### 书面任务
[a] 依据 sstable 代码节选，BlockHandle 的作用是什么？
[b] 请重新写出 sstable 代码节选中从“Table 中一些具体的组件”到“a meta block.”的部分，并将其中的“BlockContents”替换为“BlockData”。
[c] 请接着 sstable 代码节选的末尾续写下一部分。

### 文档节选
——

Status DumpTable(Env* env, const std::string& fname, WritableFile* dst) {
  uint64_t file_size;
  RandomAccessFile* file = nullptr; // 使用 RandomAccessFile 作为 backend
  Table* table = nullptr;
  Status s = env->GetFileSize(fname, &file_size);
  if (s.ok()) {
    s = env->NewRandomAccessFile(fname, &file);
  }
  if (s.ok()) {
    // We use the default comparator, which may or may not match the
    // comparator used in this database. However this should not cause
    // problems since we only use Table operations that do not require
    // any comparisons.  In particular, we do not call Seek or Prev.
    s = Table::Open(Options(), file, file_size, &table);
  }
  if (!s.ok()) {
    delete table;
    delete file;
    return s;
  }

  ReadOptions ro;
  ro.fill_cache = false; // 读取不会 cache
  Iterator* iter = table->NewIterator(ro);
  std::string r;
  // 迭代写入 dst
  for (iter->SeekToFirst(); iter->Valid(); iter->Next()) {
    r.clear();
    ParsedInternalKey key;
    if (!ParseInternalKey(iter->key(), &key)) {
      r = "badkey '";
      AppendEscapedStringTo(&r, iter->key());
      r += "' => '";
      AppendEscapedStringTo(&r, iter->value());
      r += "'\n";
      dst->Append(r);
    } else {
      r = "'";
      AppendEscapedStringTo(&r, key.user_key);
      r += "' @ ";
      AppendNumberTo(&r, key.sequence);
      r += " : ";
      // 删除也是一条记录
      if (key.type == kTypeDeletion) {
        r += "del";
      } else if (key.type == kTypeValue) {
        r += "val";
      } else {
        AppendNumberTo(&r, key.type);
      }
      r += " => '";
      AppendEscapedStringTo(&r, iter->value());
      r += "'\n";
      dst->Append(r);
    }
  }
  s = iter->status();
  if (!s.ok()) {
    dst->Append("iterator error: " + s.ToString() + "\n");
  }

  delete iter;
  delete table;
  delete file;
  return Status::OK();
}

Format

Table 中一些具体的组件
- BlockHandle：用于指向一个 block
- Footer：sstable 的 footer
- BlockContents：block 磁盘数据表示

定义

class Block;
class RandomAccessFile;
struct ReadOptions;

// BlockHandle is a pointer to the extent of a file that stores a data
// block or a meta block.

——

### 数据记录
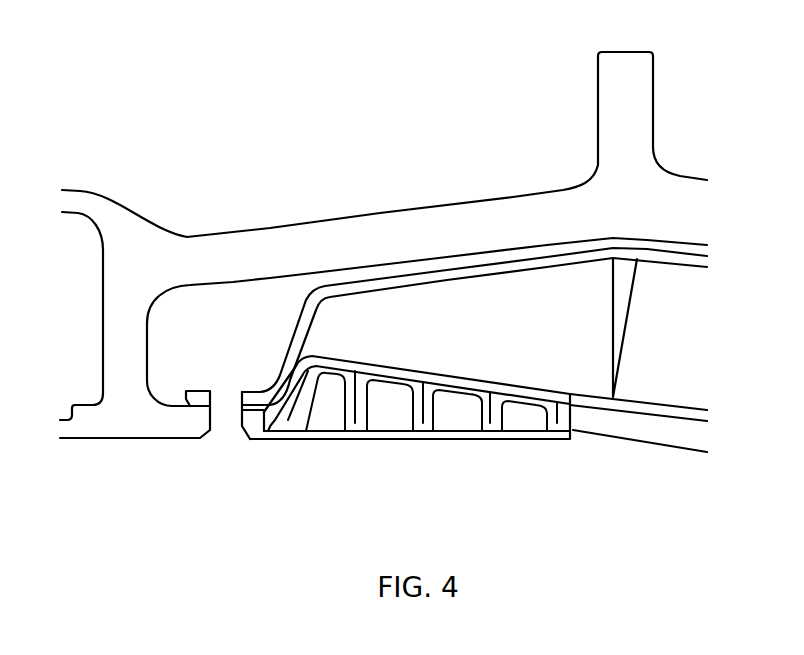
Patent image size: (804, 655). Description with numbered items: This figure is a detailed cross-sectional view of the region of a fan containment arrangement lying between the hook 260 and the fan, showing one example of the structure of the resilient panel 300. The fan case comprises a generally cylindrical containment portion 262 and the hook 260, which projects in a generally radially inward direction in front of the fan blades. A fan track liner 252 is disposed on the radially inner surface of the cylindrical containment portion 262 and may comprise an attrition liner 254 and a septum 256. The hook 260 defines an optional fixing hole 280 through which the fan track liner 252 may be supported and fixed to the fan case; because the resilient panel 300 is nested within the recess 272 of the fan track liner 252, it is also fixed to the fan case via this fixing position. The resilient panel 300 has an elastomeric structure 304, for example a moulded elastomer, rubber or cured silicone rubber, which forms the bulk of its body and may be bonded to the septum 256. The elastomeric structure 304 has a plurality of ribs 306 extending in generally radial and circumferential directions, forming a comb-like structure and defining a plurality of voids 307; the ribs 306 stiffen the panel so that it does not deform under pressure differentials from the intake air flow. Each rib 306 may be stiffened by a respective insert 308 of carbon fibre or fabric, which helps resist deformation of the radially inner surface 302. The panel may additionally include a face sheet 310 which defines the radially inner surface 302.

The fan track liner 252 is at (577, 287).
The attrition liner 254 is at (638, 428).
The septum 256 is at (645, 400).
The hook 260 is at (122, 350).
The cylindrical containment portion 262 is at (388, 225).
The recess 272 is at (473, 371).
The fixing hole 280 is at (240, 415).
The resilient panel 300 is at (258, 456).
The radially inner surface 302 is at (396, 452).
The elastomeric structure 304 is at (332, 373).
The ribs 306 is at (343, 407).
The voids 307 is at (390, 410).
The inserts 308 is at (423, 407).
The face sheet 310 is at (353, 431).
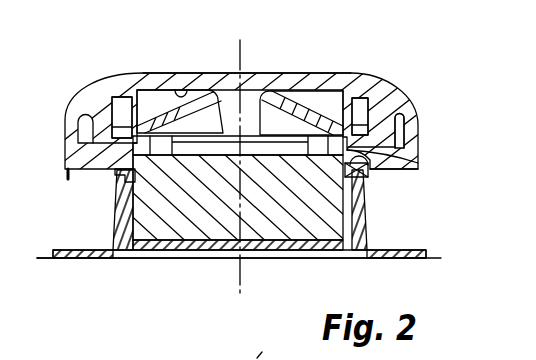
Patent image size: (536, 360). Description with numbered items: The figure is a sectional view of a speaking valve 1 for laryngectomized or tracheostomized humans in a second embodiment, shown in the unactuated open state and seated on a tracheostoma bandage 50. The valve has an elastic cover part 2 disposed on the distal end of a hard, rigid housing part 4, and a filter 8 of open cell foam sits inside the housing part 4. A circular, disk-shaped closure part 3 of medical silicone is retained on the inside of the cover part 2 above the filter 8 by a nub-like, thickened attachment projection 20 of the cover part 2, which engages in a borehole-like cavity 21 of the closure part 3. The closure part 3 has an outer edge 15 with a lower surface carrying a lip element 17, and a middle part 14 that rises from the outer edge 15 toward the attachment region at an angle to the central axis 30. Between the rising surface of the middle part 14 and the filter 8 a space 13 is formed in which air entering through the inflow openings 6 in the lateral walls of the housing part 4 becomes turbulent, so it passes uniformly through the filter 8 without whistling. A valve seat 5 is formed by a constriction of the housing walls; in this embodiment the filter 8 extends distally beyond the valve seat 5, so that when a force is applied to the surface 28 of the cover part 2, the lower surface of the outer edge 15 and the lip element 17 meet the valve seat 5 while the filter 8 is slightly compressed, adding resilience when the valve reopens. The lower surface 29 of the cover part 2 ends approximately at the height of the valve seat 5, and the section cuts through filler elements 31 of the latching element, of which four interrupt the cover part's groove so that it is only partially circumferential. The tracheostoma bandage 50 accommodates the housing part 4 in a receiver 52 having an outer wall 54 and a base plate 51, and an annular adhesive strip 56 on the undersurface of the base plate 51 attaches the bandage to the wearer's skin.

The speaking valve 1 is at (461, 69).
The cover part 2 is at (89, 84).
The closure part 3 is at (302, 95).
The housing part 4 is at (378, 111).
The valve seat 5 is at (370, 161).
The inflow openings 6 is at (120, 157).
The filter 8 is at (165, 225).
The space 13 is at (210, 134).
The middle part 14 is at (319, 117).
The outer edge 15 is at (127, 105).
The lip element 17 is at (418, 169).
The attachment projection 20 is at (238, 92).
The cavity 21 is at (174, 91).
The surface 28 is at (161, 71).
The lower surface 29 is at (68, 172).
The central axis 30 is at (245, 43).
The filler elements 31 is at (393, 136).
The tracheostoma bandage 50 is at (67, 253).
The base plate 51 is at (411, 250).
The receiver 52 is at (366, 218).
The outer wall 54 is at (109, 229).
The adhesive strip 56 is at (428, 258).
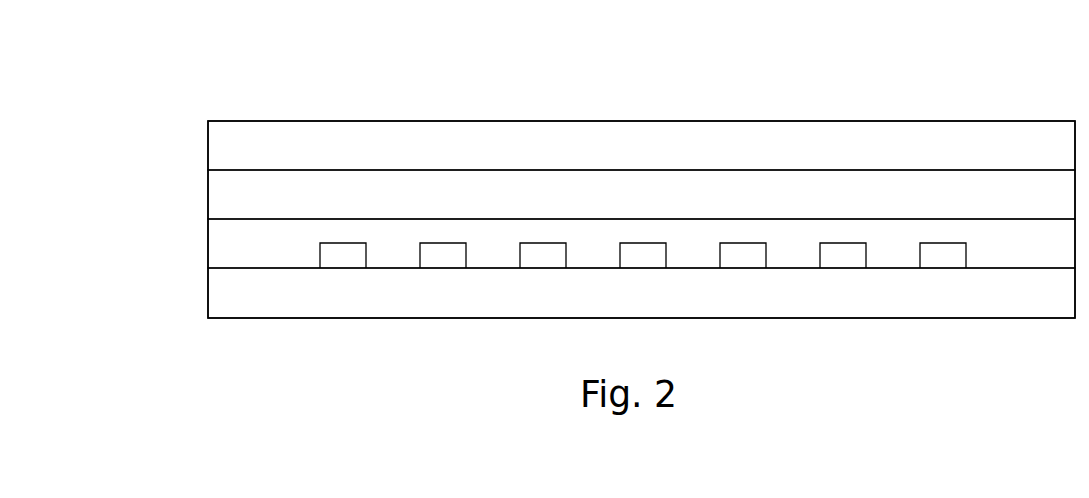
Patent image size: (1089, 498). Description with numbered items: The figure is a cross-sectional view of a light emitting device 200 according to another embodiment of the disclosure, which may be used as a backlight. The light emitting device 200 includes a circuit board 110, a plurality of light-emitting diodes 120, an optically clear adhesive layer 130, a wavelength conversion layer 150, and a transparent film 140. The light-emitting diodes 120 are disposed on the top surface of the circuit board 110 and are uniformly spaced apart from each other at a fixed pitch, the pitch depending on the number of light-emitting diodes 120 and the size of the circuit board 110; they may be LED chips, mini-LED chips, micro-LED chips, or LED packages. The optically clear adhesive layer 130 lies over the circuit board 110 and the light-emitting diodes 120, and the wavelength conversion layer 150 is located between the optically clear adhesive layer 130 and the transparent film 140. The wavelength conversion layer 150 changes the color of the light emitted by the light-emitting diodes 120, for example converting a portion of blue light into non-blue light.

The light emitting device 200 is at (143, 57).
The circuit board 110 is at (220, 290).
The light-emitting diodes 120 is at (340, 258).
The optically clear adhesive layer 130 is at (220, 239).
The wavelength conversion layer 150 is at (220, 192).
The transparent film 140 is at (220, 146).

——

### 输出结果
[a] BlockHandle 用于指向一个 block。

[b]
Table 中一些具体的组件
- BlockHandle：用于指向一个 block
- Footer：sstable 的 footer
- BlockData：block 磁盘数据表示

定义

class Block;
class RandomAccessFile;
struct ReadOptions;

// BlockHandle is a pointer to the extent of a file that stores a data
// block or a meta block.

[c]
class BlockHandle {
 public:
  // Maximum encoding length of a BlockHandle
  enum { kMaxEncodedLength = 10 + 10 };

  BlockHandle();

  // The offset of the block in the file.
  uint64_t offset() const { return offset_; }
  void set_offset(uint64_t offset) { offset_ = offset; }

  // The size of the stored block
  uint64_t size() const { return size_; }
  void set_size(uint64_t size) { size_ = size; }

  void EncodeTo(std::string* dst) const;
  Status DecodeFrom(Slice* input);

 private:
  // 由文件的偏移和长度确定一个 handle
  uint64_t offset_;
  uint64_t size_;
};

// Footer encapsulates the fixed information stored at the tail
// end of every table file.
class Footer {
 public:
  // Encoded length of a Footer.  Note that the serialization of a
  // Footer will always occupy exactly this many bytes.  It consists
  // of two block handles and a magic number.
  enum { kEncodedLength = 2 * BlockHandle::kMaxEncodedLength + 8 };

  Footer() = default;

  // The block handle for the metaindex block of the table
  const BlockHandle& metaindex_handle() const { return metaindex_handle_; }
  void set_metaindex_handle(const BlockHandle& h) { metaindex_handle_ = h; }

  // The block handle for the index block of the table
  const BlockHandle& index_handle() const { return index_handle_; }
  void set_index_handle(const BlockHandle& h) { index_handle_ = h; }

  void EncodeTo(std::string* dst) const;
  Status DecodeFrom(Slice* input);

 private:
  // footer 由两个 index 的 handle 构成（还有一个 magic number 外加一些 padding）
  BlockHandle metaindex_handle_;
  BlockHandle index_handle_;
};

// kTableMagicNumber was picked by running
//    echo http://code.google.com/p/leveldb/ | sha1sum
// and taking the leading 64 bits.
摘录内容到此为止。